Task description:
Copy every line of the listing that holds the string "from".

Data provided:
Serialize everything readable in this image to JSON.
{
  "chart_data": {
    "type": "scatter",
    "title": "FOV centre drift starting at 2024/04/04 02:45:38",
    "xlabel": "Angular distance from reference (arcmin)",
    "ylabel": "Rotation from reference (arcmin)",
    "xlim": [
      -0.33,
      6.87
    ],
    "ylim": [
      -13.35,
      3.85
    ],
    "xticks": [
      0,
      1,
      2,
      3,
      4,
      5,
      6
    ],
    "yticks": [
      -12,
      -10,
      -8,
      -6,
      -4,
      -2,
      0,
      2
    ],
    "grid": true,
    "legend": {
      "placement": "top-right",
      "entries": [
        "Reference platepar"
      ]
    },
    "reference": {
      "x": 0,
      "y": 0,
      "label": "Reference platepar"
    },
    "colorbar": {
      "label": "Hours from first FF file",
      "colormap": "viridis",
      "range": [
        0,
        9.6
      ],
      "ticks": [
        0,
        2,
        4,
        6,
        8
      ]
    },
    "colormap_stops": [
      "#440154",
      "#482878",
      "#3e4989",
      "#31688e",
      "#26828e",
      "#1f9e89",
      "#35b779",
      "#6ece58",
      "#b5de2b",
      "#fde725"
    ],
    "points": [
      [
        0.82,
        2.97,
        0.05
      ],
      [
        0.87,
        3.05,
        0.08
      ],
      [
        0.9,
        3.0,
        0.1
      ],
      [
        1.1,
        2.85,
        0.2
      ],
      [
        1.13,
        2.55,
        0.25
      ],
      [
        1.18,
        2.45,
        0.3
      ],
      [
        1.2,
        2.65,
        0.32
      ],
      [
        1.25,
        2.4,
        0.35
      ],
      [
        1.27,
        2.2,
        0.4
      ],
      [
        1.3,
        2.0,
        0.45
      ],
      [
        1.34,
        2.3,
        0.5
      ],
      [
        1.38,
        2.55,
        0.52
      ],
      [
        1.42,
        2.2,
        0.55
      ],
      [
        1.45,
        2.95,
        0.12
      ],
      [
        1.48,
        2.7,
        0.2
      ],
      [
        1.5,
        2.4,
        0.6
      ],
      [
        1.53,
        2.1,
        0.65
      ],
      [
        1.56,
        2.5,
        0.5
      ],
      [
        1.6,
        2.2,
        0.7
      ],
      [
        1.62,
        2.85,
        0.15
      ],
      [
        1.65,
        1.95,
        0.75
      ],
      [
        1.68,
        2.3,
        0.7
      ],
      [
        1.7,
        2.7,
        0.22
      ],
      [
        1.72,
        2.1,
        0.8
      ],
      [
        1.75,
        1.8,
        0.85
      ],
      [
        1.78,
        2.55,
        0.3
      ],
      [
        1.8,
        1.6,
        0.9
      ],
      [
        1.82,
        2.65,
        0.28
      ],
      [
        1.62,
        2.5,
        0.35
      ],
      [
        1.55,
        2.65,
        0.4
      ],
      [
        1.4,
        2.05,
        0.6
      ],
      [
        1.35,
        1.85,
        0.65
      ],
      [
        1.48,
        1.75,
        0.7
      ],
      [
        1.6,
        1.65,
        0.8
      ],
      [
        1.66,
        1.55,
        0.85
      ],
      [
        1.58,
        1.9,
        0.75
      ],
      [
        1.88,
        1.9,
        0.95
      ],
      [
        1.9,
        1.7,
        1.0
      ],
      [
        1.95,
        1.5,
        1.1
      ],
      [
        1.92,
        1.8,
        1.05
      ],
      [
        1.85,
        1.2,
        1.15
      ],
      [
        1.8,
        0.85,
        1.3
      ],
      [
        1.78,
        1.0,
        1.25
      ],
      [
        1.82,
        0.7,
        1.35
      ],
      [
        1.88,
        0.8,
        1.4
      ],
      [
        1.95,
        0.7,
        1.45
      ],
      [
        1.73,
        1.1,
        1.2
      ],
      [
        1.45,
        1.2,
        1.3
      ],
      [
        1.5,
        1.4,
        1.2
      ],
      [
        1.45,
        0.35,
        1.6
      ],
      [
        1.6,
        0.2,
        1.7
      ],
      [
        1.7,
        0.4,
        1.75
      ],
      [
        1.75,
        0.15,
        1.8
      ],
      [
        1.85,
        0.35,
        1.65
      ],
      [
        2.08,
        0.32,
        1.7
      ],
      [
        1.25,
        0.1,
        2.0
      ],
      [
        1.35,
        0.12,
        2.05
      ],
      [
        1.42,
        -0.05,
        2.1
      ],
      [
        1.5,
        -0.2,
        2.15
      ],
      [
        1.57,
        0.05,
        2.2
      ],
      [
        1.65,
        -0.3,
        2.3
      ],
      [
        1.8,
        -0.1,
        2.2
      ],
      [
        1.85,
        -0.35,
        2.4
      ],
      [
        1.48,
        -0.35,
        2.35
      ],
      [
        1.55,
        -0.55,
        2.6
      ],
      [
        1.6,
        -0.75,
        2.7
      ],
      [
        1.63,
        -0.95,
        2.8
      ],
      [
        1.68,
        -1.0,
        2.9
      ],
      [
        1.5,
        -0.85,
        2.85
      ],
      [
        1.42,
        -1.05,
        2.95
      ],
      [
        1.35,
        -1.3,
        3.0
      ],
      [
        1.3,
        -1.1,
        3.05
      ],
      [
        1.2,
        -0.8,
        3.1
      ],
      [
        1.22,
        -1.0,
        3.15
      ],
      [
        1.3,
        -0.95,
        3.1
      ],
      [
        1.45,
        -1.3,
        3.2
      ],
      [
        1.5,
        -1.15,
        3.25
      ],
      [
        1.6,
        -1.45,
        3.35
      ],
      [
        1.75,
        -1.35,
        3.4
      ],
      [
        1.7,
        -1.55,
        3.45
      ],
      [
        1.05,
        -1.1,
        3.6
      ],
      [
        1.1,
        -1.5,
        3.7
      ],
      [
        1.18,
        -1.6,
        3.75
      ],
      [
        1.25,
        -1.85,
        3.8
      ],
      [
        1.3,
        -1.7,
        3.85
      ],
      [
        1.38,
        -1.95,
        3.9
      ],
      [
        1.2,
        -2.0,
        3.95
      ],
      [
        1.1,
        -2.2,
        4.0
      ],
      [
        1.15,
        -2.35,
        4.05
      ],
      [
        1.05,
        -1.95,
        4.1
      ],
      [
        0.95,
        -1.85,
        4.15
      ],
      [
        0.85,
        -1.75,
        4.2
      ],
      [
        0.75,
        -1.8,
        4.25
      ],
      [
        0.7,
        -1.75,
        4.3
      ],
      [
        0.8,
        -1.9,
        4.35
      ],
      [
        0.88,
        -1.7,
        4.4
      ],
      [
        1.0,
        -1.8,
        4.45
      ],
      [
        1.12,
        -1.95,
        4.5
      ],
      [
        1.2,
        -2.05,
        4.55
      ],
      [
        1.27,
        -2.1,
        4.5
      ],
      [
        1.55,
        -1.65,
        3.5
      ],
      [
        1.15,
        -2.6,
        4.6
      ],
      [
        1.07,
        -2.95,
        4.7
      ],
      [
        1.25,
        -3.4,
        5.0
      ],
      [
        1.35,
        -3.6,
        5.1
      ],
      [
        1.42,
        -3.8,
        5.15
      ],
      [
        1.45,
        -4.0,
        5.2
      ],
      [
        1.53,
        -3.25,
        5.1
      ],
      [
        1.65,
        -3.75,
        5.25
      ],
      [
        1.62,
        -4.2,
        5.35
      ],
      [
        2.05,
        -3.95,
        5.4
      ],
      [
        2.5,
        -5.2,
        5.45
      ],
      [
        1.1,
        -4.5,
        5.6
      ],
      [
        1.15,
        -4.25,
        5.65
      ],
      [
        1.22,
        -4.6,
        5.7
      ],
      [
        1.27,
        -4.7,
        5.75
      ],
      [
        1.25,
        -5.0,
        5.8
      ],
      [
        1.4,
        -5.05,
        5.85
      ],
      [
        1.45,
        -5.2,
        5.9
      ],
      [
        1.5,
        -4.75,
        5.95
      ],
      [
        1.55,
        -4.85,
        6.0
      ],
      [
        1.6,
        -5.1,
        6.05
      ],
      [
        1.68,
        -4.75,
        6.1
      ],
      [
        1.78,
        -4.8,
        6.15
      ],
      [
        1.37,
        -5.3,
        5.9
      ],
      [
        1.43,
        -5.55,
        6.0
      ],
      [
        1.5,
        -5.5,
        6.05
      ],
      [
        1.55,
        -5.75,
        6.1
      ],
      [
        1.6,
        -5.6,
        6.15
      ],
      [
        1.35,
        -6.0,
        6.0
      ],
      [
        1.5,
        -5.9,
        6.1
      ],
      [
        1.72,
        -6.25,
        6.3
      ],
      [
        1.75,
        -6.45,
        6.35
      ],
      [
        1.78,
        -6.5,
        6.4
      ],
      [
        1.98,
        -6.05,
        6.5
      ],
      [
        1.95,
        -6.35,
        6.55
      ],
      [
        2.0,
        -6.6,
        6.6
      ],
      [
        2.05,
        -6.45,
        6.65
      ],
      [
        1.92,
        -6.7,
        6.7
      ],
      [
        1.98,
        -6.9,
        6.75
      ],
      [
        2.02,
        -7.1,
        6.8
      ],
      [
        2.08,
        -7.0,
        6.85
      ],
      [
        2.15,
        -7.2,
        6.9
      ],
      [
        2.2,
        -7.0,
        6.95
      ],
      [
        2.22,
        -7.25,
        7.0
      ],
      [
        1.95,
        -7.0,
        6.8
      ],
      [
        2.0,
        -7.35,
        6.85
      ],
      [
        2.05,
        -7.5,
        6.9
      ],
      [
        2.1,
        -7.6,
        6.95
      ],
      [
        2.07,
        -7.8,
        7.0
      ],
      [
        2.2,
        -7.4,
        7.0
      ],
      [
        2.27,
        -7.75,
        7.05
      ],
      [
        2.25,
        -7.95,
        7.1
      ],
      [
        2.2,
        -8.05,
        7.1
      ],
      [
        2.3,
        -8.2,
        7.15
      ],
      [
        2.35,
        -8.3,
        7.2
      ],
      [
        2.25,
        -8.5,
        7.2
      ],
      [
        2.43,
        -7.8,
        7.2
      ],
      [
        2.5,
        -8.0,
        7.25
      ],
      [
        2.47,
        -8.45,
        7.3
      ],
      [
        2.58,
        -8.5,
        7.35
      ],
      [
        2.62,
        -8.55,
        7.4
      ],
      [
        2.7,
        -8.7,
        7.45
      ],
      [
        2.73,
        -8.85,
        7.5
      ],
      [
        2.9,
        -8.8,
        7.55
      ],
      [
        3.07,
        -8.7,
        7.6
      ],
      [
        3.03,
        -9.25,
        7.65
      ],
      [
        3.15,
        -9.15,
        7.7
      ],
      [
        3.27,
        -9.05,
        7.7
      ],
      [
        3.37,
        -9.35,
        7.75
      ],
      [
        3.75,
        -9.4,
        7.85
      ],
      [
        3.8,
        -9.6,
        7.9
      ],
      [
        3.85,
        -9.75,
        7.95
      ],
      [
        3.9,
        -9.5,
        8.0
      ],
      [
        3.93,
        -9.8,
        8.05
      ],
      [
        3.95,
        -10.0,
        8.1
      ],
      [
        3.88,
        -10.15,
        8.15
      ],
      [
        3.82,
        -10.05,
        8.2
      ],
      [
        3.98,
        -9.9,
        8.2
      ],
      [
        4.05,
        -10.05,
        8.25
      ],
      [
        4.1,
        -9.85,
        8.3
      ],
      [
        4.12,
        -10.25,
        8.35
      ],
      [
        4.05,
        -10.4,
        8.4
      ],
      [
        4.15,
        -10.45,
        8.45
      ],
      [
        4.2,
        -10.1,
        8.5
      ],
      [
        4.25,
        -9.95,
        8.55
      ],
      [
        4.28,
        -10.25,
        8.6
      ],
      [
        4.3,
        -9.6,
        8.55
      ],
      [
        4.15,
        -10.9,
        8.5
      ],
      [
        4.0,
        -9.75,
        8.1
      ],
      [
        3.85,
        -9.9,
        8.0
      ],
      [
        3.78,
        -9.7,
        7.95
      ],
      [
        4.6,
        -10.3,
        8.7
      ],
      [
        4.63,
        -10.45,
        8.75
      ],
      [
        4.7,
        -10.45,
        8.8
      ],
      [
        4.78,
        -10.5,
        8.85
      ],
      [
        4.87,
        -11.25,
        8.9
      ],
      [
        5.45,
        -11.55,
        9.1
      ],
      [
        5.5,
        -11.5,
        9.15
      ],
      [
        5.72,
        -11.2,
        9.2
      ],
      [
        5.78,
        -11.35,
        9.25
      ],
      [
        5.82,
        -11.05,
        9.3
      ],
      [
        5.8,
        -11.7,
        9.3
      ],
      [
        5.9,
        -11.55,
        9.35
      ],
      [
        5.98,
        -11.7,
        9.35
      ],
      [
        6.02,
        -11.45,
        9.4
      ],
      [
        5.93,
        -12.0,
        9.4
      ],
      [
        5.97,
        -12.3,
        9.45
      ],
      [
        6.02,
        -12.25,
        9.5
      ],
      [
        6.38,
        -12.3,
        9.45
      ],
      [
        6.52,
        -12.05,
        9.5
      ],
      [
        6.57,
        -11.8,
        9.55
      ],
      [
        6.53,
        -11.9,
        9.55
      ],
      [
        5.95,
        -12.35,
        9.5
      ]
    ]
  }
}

Problem solution:
    "xlabel": "Angular distance from reference (arcmin)",
    "ylabel": "Rotation from reference (arcmin)",
      "label": "Hours from first FF file",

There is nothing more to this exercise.